- **Entries supplied**:
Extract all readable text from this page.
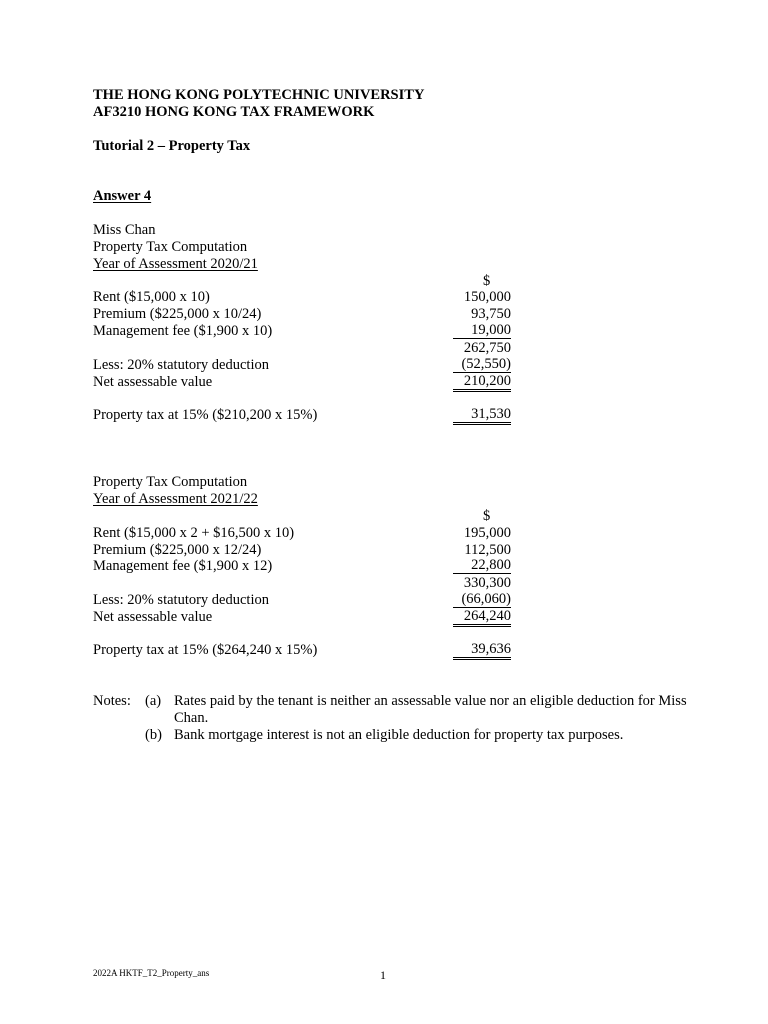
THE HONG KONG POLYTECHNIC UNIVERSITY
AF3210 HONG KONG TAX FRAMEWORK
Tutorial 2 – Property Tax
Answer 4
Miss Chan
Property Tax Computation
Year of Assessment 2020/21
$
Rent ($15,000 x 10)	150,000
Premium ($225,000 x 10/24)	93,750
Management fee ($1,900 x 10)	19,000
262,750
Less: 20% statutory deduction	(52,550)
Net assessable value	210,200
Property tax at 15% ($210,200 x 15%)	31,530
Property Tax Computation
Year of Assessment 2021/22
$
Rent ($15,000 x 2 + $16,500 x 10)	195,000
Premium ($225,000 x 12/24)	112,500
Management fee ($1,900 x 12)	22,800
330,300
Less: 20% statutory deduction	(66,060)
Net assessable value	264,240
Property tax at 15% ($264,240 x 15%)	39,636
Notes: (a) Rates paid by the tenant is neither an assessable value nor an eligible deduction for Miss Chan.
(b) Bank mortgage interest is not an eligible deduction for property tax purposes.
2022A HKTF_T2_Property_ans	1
* * *
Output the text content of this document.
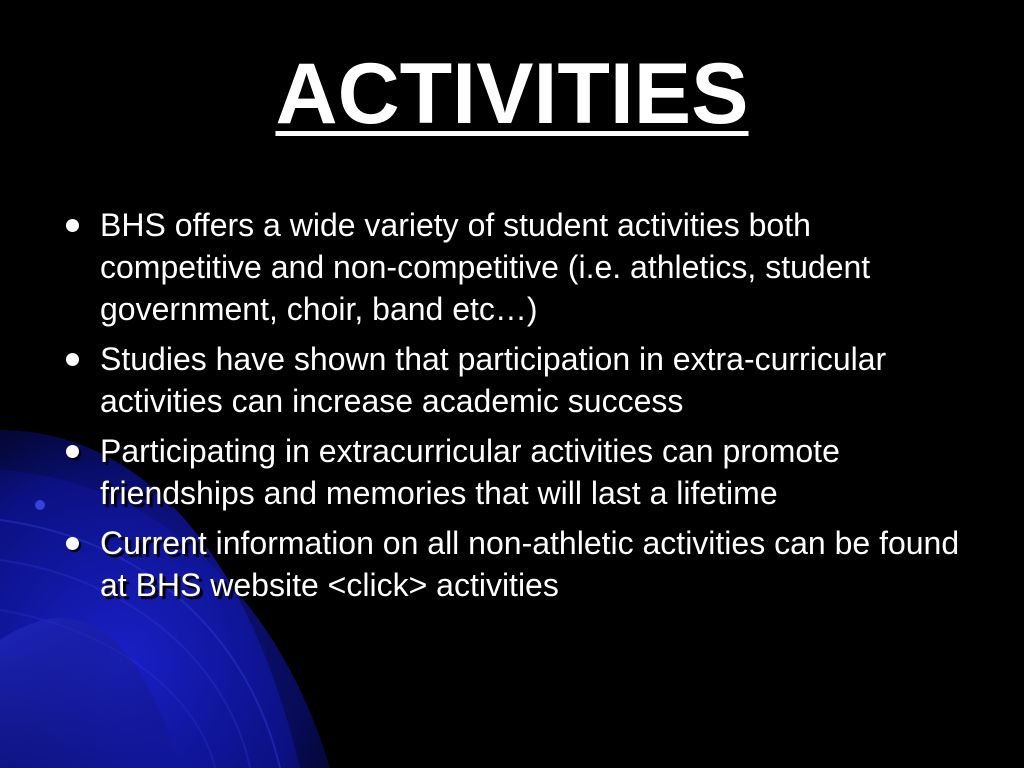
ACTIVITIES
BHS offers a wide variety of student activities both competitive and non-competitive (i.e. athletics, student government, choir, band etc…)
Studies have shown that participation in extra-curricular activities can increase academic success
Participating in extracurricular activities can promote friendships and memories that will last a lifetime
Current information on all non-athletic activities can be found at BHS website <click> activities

- **Goal**:
From the data above, copy each line where the string "Less" appears.

- **Solution to the exercise**:
Less: 20% statutory deduction	(52,550)
Less: 20% statutory deduction	(66,060)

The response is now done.